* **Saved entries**
* * * * * * * * *

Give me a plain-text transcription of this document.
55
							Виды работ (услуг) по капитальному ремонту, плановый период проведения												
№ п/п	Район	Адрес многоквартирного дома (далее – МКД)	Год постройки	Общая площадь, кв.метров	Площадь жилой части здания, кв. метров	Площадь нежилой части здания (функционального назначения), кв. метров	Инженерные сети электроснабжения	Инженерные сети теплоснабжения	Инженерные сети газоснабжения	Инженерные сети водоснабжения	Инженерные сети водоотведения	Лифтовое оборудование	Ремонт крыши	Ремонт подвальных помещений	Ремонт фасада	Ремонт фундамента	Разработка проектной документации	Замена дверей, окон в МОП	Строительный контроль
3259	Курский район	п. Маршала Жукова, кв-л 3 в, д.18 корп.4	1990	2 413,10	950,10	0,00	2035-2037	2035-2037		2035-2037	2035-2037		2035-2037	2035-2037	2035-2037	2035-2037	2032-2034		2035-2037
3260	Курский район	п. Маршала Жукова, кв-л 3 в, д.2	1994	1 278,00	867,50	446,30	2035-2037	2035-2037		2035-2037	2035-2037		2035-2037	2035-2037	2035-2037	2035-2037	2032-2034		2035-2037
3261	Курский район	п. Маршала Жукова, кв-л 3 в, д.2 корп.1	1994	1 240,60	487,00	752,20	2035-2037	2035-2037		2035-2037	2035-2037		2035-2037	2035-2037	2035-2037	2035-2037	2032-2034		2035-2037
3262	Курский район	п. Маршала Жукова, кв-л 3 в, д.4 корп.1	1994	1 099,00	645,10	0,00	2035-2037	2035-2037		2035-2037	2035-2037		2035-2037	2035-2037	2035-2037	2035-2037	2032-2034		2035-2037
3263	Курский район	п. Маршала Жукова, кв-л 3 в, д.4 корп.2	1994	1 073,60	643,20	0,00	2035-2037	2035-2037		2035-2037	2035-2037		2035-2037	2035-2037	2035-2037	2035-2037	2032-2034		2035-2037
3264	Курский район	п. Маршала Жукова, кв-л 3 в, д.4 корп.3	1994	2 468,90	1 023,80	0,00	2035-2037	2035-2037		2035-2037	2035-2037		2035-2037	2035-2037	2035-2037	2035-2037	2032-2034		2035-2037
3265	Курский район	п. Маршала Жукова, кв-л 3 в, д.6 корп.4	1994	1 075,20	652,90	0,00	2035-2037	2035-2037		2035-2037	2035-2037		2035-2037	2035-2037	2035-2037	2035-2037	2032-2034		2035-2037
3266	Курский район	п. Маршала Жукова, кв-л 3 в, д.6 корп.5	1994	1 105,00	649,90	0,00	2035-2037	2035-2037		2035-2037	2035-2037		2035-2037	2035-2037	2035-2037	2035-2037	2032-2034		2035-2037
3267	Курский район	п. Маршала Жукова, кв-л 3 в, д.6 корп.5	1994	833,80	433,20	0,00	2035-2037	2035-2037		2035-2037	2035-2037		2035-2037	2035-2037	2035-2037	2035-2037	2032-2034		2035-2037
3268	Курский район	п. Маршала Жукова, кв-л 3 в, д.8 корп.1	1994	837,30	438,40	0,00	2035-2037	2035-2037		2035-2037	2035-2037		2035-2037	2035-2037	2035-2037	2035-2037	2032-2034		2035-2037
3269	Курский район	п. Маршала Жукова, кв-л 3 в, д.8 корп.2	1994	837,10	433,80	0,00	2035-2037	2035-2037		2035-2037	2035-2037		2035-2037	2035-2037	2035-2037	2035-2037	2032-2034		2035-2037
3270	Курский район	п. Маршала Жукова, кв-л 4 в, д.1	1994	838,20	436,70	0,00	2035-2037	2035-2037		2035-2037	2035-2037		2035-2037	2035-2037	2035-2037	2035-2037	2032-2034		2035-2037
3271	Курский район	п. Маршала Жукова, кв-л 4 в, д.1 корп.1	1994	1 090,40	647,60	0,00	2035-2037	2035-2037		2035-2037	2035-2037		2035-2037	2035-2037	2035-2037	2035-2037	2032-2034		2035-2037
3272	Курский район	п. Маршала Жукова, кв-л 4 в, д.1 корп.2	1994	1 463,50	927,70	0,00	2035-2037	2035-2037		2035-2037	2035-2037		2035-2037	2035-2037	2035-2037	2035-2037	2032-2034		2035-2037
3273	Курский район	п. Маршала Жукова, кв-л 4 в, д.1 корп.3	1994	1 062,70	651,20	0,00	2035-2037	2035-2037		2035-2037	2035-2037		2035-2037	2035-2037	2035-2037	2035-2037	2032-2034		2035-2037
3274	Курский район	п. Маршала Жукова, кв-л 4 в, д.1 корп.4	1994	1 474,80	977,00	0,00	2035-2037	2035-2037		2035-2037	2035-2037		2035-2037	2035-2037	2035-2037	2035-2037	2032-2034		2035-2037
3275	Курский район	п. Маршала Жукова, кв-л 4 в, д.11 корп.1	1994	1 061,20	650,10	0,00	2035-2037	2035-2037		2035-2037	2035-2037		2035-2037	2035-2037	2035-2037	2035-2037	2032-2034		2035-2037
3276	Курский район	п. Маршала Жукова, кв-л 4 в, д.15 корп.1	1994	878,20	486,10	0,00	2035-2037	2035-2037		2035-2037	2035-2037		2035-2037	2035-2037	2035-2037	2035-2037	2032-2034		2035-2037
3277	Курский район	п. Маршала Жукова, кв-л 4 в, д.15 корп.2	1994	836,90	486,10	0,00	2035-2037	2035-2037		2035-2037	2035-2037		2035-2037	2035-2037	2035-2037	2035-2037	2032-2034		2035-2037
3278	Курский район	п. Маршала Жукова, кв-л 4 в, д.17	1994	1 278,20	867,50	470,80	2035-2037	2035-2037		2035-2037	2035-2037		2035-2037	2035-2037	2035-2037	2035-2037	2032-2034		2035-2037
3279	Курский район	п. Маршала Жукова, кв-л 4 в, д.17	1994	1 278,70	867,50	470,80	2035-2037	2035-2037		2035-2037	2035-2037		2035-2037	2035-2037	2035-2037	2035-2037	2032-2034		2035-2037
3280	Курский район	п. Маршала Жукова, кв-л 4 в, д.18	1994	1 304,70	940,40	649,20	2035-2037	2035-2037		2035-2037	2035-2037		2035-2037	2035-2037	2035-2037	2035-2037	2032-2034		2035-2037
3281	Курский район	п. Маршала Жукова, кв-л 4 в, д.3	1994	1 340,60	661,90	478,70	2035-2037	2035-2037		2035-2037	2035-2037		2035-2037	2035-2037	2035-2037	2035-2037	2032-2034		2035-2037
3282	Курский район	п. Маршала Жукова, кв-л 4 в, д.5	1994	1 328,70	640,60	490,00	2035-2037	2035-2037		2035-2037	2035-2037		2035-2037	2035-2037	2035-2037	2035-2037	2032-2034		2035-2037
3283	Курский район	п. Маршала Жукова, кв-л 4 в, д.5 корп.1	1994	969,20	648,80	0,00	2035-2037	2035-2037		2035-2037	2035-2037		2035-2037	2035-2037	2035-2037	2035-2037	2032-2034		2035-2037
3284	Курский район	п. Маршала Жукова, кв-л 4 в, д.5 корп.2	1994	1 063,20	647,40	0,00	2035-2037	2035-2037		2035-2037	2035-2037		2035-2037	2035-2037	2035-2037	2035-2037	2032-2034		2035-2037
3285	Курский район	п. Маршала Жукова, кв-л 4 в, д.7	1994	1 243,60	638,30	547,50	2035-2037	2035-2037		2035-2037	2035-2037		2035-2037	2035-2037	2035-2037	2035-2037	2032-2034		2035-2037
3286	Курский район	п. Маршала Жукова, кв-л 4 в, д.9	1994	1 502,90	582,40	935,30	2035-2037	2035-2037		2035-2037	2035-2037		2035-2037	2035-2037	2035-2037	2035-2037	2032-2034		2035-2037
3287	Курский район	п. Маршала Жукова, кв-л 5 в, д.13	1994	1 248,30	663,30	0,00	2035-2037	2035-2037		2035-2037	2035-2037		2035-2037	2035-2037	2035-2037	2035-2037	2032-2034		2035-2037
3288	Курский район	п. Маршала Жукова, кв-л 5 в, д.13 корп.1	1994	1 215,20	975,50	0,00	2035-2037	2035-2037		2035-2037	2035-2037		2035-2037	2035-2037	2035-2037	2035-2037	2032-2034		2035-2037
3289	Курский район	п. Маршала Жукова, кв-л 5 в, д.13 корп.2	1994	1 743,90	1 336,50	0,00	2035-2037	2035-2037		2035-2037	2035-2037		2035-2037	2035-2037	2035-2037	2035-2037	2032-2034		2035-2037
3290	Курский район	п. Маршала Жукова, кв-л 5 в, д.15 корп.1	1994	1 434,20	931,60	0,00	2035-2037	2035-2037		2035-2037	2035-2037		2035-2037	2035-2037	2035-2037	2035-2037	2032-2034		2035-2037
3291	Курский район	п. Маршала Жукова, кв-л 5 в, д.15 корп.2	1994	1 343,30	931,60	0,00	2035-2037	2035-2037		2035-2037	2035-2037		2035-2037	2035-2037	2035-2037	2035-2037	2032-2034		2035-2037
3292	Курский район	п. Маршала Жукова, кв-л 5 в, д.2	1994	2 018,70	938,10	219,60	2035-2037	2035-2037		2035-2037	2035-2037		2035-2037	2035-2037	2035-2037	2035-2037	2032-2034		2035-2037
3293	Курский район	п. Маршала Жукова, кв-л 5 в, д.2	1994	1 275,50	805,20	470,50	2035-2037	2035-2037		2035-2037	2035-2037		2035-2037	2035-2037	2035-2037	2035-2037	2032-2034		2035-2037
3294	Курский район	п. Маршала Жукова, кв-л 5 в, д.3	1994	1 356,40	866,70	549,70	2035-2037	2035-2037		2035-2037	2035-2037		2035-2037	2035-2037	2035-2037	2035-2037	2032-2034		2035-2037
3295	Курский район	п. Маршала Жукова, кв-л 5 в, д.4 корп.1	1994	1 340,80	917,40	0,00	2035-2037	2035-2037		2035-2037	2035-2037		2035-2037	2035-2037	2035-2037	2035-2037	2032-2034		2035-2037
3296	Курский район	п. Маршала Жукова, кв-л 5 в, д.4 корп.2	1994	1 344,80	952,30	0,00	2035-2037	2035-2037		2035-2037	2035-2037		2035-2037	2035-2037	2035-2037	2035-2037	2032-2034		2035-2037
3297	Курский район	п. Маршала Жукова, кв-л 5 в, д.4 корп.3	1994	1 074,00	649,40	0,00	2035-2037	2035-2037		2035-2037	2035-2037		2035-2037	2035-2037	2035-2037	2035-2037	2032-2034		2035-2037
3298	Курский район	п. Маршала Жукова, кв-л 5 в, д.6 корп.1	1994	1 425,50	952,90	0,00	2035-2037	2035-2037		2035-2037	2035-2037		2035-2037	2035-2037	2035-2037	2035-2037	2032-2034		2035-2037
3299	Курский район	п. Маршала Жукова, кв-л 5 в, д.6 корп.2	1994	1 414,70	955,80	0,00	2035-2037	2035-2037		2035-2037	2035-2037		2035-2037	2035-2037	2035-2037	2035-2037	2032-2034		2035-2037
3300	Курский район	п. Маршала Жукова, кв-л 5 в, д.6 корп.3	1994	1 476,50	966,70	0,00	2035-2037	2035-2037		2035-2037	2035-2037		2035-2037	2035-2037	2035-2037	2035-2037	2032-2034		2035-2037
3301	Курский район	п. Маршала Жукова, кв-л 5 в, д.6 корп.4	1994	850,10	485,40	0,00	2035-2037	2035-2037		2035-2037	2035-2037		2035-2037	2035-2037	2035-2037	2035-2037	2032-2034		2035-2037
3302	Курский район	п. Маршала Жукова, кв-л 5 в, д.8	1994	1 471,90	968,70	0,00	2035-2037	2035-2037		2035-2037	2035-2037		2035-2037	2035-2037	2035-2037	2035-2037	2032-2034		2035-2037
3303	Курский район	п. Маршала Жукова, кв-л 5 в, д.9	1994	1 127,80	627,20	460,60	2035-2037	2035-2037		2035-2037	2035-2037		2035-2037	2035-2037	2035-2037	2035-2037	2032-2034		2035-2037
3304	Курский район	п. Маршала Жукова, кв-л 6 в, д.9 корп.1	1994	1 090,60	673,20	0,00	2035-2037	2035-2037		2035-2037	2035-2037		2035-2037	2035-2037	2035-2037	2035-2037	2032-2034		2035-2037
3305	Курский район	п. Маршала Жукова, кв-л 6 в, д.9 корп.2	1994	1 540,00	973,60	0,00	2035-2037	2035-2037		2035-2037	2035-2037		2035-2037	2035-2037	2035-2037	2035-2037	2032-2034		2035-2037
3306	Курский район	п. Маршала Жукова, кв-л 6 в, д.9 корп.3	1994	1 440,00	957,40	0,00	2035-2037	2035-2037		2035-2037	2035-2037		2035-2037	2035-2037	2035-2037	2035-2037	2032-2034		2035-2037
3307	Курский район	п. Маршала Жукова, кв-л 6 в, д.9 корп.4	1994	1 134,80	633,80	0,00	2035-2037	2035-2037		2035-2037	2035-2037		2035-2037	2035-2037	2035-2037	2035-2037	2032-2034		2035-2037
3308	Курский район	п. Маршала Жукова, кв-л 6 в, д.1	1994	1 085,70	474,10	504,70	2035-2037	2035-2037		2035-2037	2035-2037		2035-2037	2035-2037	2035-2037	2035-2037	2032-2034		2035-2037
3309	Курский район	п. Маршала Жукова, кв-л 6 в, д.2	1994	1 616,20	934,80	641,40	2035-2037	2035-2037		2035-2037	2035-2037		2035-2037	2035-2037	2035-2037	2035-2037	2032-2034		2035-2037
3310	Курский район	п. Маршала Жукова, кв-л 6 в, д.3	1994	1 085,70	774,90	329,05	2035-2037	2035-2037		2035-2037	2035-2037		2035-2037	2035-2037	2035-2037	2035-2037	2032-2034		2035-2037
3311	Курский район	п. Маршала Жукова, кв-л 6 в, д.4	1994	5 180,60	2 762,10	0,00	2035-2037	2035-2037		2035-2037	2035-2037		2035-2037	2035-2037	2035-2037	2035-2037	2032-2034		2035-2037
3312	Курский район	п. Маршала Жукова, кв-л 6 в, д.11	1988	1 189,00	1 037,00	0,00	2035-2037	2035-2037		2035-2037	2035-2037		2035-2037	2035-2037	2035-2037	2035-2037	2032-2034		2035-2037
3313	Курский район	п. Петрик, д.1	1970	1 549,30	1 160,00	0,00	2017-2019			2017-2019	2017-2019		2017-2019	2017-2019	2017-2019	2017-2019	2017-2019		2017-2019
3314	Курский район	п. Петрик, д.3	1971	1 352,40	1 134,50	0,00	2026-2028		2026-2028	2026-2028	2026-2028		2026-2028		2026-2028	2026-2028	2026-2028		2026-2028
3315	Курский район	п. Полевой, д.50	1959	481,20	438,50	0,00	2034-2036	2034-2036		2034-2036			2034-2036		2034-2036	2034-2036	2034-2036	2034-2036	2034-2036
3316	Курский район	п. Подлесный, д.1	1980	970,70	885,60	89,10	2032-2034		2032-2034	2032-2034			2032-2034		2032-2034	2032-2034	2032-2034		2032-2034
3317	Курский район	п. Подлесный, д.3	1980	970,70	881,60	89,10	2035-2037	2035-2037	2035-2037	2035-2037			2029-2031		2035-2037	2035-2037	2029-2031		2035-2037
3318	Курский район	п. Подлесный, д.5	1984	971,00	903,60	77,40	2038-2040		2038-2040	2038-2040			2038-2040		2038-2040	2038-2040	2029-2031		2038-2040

* * * * * * * * *

* **What you will do**
Within the listing above, copy each line that has the string "Подлесный".

* **Answer to this exercise**
3316	Курский район	п. Подлесный, д.1	1980	970,70	885,60	89,10	2032-2034		2032-2034	2032-2034			2032-2034		2032-2034	2032-2034	2032-2034		2032-2034
3317	Курский район	п. Подлесный, д.3	1980	970,70	881,60	89,10	2035-2037	2035-2037	2035-2037	2035-2037			2029-2031		2035-2037	2035-2037	2029-2031		2035-2037
3318	Курский район	п. Подлесный, д.5	1984	971,00	903,60	77,40	2038-2040		2038-2040	2038-2040			2038-2040		2038-2040	2038-2040	2029-2031		2038-2040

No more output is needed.